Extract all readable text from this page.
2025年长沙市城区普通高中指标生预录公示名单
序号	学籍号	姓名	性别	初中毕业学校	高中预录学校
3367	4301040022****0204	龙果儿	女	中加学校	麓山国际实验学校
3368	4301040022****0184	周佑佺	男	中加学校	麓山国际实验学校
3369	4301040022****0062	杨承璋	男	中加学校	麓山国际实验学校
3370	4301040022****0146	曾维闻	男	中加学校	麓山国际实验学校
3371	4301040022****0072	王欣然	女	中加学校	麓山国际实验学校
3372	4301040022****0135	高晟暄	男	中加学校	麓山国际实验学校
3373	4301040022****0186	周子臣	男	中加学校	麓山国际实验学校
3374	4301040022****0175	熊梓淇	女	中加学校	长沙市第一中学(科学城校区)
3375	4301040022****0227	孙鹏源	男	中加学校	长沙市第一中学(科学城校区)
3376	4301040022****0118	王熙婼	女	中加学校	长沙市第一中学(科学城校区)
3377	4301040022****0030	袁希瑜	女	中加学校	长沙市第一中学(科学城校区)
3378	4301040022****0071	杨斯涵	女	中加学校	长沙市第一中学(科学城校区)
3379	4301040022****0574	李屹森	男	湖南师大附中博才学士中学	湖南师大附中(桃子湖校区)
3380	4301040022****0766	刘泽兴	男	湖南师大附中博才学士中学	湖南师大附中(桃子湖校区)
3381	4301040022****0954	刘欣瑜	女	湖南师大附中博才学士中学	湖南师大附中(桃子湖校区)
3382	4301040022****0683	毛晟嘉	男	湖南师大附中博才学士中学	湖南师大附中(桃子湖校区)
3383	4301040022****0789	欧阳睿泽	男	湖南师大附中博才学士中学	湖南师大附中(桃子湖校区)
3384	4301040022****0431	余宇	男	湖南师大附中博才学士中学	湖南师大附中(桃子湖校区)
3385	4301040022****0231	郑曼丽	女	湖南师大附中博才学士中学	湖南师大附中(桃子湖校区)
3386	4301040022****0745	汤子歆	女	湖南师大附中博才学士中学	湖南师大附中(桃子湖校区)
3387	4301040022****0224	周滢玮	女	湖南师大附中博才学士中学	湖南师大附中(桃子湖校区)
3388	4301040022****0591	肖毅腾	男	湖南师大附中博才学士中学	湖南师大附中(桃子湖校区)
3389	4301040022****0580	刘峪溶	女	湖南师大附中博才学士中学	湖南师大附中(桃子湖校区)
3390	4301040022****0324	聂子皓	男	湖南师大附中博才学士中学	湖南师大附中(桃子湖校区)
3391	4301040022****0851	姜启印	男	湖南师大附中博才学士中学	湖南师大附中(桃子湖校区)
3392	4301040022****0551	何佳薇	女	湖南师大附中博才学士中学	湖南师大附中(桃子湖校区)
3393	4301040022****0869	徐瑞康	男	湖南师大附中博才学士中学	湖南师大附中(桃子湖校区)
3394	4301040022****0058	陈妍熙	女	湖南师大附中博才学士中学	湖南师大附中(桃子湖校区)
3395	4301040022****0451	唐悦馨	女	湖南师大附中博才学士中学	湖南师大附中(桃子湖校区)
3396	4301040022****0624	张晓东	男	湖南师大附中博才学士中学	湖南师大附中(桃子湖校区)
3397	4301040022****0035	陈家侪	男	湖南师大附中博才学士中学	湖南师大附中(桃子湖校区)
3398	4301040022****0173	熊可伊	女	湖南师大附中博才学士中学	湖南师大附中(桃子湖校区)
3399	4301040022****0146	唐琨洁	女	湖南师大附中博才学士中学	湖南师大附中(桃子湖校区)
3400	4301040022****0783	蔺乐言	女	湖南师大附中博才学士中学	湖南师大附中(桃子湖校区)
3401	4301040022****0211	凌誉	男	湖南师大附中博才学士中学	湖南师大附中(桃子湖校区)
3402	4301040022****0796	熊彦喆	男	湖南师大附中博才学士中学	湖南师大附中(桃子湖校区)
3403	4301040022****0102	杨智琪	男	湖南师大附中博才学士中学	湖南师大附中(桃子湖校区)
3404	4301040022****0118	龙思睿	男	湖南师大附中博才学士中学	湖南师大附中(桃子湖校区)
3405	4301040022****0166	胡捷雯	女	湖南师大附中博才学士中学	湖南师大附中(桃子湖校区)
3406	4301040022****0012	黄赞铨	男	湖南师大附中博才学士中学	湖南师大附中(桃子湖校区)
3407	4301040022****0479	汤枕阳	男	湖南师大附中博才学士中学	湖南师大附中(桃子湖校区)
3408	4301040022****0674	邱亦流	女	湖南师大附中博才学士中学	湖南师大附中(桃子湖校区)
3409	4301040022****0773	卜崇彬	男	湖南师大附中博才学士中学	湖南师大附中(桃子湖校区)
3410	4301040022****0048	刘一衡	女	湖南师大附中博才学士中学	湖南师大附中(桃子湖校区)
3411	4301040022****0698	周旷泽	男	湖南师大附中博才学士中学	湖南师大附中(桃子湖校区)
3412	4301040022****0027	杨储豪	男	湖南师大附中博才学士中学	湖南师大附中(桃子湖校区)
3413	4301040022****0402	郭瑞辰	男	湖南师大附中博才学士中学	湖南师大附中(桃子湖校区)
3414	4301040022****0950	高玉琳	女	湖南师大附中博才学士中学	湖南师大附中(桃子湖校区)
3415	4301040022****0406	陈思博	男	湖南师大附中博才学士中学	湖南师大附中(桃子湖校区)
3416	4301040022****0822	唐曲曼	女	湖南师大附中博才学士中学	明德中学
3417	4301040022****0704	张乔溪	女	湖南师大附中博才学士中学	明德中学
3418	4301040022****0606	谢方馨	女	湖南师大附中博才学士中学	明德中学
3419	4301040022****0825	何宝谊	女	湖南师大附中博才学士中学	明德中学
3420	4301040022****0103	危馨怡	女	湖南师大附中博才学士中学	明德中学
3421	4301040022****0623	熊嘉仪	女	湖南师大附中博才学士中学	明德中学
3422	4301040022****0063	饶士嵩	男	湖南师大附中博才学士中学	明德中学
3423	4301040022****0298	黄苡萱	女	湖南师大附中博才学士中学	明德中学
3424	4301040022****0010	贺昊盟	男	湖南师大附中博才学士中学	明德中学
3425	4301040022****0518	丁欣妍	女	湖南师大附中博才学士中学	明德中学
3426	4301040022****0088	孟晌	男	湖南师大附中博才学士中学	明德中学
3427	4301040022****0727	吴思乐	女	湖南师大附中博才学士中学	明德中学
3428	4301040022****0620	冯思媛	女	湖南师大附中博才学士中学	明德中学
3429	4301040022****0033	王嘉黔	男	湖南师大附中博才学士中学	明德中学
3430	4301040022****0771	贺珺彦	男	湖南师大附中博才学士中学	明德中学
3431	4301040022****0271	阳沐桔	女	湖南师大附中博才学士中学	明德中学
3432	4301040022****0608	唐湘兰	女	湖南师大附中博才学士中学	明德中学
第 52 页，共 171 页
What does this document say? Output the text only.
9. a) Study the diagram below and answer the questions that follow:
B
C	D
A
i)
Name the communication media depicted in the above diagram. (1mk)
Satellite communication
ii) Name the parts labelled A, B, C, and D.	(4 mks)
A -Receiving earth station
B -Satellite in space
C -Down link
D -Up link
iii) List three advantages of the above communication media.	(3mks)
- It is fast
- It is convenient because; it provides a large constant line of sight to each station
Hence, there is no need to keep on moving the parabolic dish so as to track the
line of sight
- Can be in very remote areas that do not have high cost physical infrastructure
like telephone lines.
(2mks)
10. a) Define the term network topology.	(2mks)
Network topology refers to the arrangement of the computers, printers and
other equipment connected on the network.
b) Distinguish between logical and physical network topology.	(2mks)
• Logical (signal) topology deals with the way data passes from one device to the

Task goal: Each entry above is to be printed again exactly.

Exercise response:
Extract all readable text from this page.
2025年长沙市城区普通高中指标生预录公示名单
序号	学籍号	姓名	性别	初中毕业学校	高中预录学校
3367	4301040022****0204	龙果儿	女	中加学校	麓山国际实验学校
3368	4301040022****0184	周佑佺	男	中加学校	麓山国际实验学校
3369	4301040022****0062	杨承璋	男	中加学校	麓山国际实验学校
3370	4301040022****0146	曾维闻	男	中加学校	麓山国际实验学校
3371	4301040022****0072	王欣然	女	中加学校	麓山国际实验学校
3372	4301040022****0135	高晟暄	男	中加学校	麓山国际实验学校
3373	4301040022****0186	周子臣	男	中加学校	麓山国际实验学校
3374	4301040022****0175	熊梓淇	女	中加学校	长沙市第一中学(科学城校区)
3375	4301040022****0227	孙鹏源	男	中加学校	长沙市第一中学(科学城校区)
3376	4301040022****0118	王熙婼	女	中加学校	长沙市第一中学(科学城校区)
3377	4301040022****0030	袁希瑜	女	中加学校	长沙市第一中学(科学城校区)
3378	4301040022****0071	杨斯涵	女	中加学校	长沙市第一中学(科学城校区)
3379	4301040022****0574	李屹森	男	湖南师大附中博才学士中学	湖南师大附中(桃子湖校区)
3380	4301040022****0766	刘泽兴	男	湖南师大附中博才学士中学	湖南师大附中(桃子湖校区)
3381	4301040022****0954	刘欣瑜	女	湖南师大附中博才学士中学	湖南师大附中(桃子湖校区)
3382	4301040022****0683	毛晟嘉	男	湖南师大附中博才学士中学	湖南师大附中(桃子湖校区)
3383	4301040022****0789	欧阳睿泽	男	湖南师大附中博才学士中学	湖南师大附中(桃子湖校区)
3384	4301040022****0431	余宇	男	湖南师大附中博才学士中学	湖南师大附中(桃子湖校区)
3385	4301040022****0231	郑曼丽	女	湖南师大附中博才学士中学	湖南师大附中(桃子湖校区)
3386	4301040022****0745	汤子歆	女	湖南师大附中博才学士中学	湖南师大附中(桃子湖校区)
3387	4301040022****0224	周滢玮	女	湖南师大附中博才学士中学	湖南师大附中(桃子湖校区)
3388	4301040022****0591	肖毅腾	男	湖南师大附中博才学士中学	湖南师大附中(桃子湖校区)
3389	4301040022****0580	刘峪溶	女	湖南师大附中博才学士中学	湖南师大附中(桃子湖校区)
3390	4301040022****0324	聂子皓	男	湖南师大附中博才学士中学	湖南师大附中(桃子湖校区)
3391	4301040022****0851	姜启印	男	湖南师大附中博才学士中学	湖南师大附中(桃子湖校区)
3392	4301040022****0551	何佳薇	女	湖南师大附中博才学士中学	湖南师大附中(桃子湖校区)
3393	4301040022****0869	徐瑞康	男	湖南师大附中博才学士中学	湖南师大附中(桃子湖校区)
3394	4301040022****0058	陈妍熙	女	湖南师大附中博才学士中学	湖南师大附中(桃子湖校区)
3395	4301040022****0451	唐悦馨	女	湖南师大附中博才学士中学	湖南师大附中(桃子湖校区)
3396	4301040022****0624	张晓东	男	湖南师大附中博才学士中学	湖南师大附中(桃子湖校区)
3397	4301040022****0035	陈家侪	男	湖南师大附中博才学士中学	湖南师大附中(桃子湖校区)
3398	4301040022****0173	熊可伊	女	湖南师大附中博才学士中学	湖南师大附中(桃子湖校区)
3399	4301040022****0146	唐琨洁	女	湖南师大附中博才学士中学	湖南师大附中(桃子湖校区)
3400	4301040022****0783	蔺乐言	女	湖南师大附中博才学士中学	湖南师大附中(桃子湖校区)
3401	4301040022****0211	凌誉	男	湖南师大附中博才学士中学	湖南师大附中(桃子湖校区)
3402	4301040022****0796	熊彦喆	男	湖南师大附中博才学士中学	湖南师大附中(桃子湖校区)
3403	4301040022****0102	杨智琪	男	湖南师大附中博才学士中学	湖南师大附中(桃子湖校区)
3404	4301040022****0118	龙思睿	男	湖南师大附中博才学士中学	湖南师大附中(桃子湖校区)
3405	4301040022****0166	胡捷雯	女	湖南师大附中博才学士中学	湖南师大附中(桃子湖校区)
3406	4301040022****0012	黄赞铨	男	湖南师大附中博才学士中学	湖南师大附中(桃子湖校区)
3407	4301040022****0479	汤枕阳	男	湖南师大附中博才学士中学	湖南师大附中(桃子湖校区)
3408	4301040022****0674	邱亦流	女	湖南师大附中博才学士中学	湖南师大附中(桃子湖校区)
3409	4301040022****0773	卜崇彬	男	湖南师大附中博才学士中学	湖南师大附中(桃子湖校区)
3410	4301040022****0048	刘一衡	女	湖南师大附中博才学士中学	湖南师大附中(桃子湖校区)
3411	4301040022****0698	周旷泽	男	湖南师大附中博才学士中学	湖南师大附中(桃子湖校区)
3412	4301040022****0027	杨储豪	男	湖南师大附中博才学士中学	湖南师大附中(桃子湖校区)
3413	4301040022****0402	郭瑞辰	男	湖南师大附中博才学士中学	湖南师大附中(桃子湖校区)
3414	4301040022****0950	高玉琳	女	湖南师大附中博才学士中学	湖南师大附中(桃子湖校区)
3415	4301040022****0406	陈思博	男	湖南师大附中博才学士中学	湖南师大附中(桃子湖校区)
3416	4301040022****0822	唐曲曼	女	湖南师大附中博才学士中学	明德中学
3417	4301040022****0704	张乔溪	女	湖南师大附中博才学士中学	明德中学
3418	4301040022****0606	谢方馨	女	湖南师大附中博才学士中学	明德中学
3419	4301040022****0825	何宝谊	女	湖南师大附中博才学士中学	明德中学
3420	4301040022****0103	危馨怡	女	湖南师大附中博才学士中学	明德中学
3421	4301040022****0623	熊嘉仪	女	湖南师大附中博才学士中学	明德中学
3422	4301040022****0063	饶士嵩	男	湖南师大附中博才学士中学	明德中学
3423	4301040022****0298	黄苡萱	女	湖南师大附中博才学士中学	明德中学
3424	4301040022****0010	贺昊盟	男	湖南师大附中博才学士中学	明德中学
3425	4301040022****0518	丁欣妍	女	湖南师大附中博才学士中学	明德中学
3426	4301040022****0088	孟晌	男	湖南师大附中博才学士中学	明德中学
3427	4301040022****0727	吴思乐	女	湖南师大附中博才学士中学	明德中学
3428	4301040022****0620	冯思媛	女	湖南师大附中博才学士中学	明德中学
3429	4301040022****0033	王嘉黔	男	湖南师大附中博才学士中学	明德中学
3430	4301040022****0771	贺珺彦	男	湖南师大附中博才学士中学	明德中学
3431	4301040022****0271	阳沐桔	女	湖南师大附中博才学士中学	明德中学
3432	4301040022****0608	唐湘兰	女	湖南师大附中博才学士中学	明德中学
第 52 页，共 171 页
What does this document say? Output the text only.
9. a) Study the diagram below and answer the questions that follow:
B
C	D
A
i)
Name the communication media depicted in the above diagram. (1mk)
Satellite communication
ii) Name the parts labelled A, B, C, and D.	(4 mks)
A -Receiving earth station
B -Satellite in space
C -Down link
D -Up link
iii) List three advantages of the above communication media.	(3mks)
- It is fast
- It is convenient because; it provides a large constant line of sight to each station
Hence, there is no need to keep on moving the parabolic dish so as to track the
line of sight
- Can be in very remote areas that do not have high cost physical infrastructure
like telephone lines.
(2mks)
10. a) Define the term network topology.	(2mks)
Network topology refers to the arrangement of the computers, printers and
other equipment connected on the network.
b) Distinguish between logical and physical network topology.	(2mks)
• Logical (signal) topology deals with the way data passes from one device to the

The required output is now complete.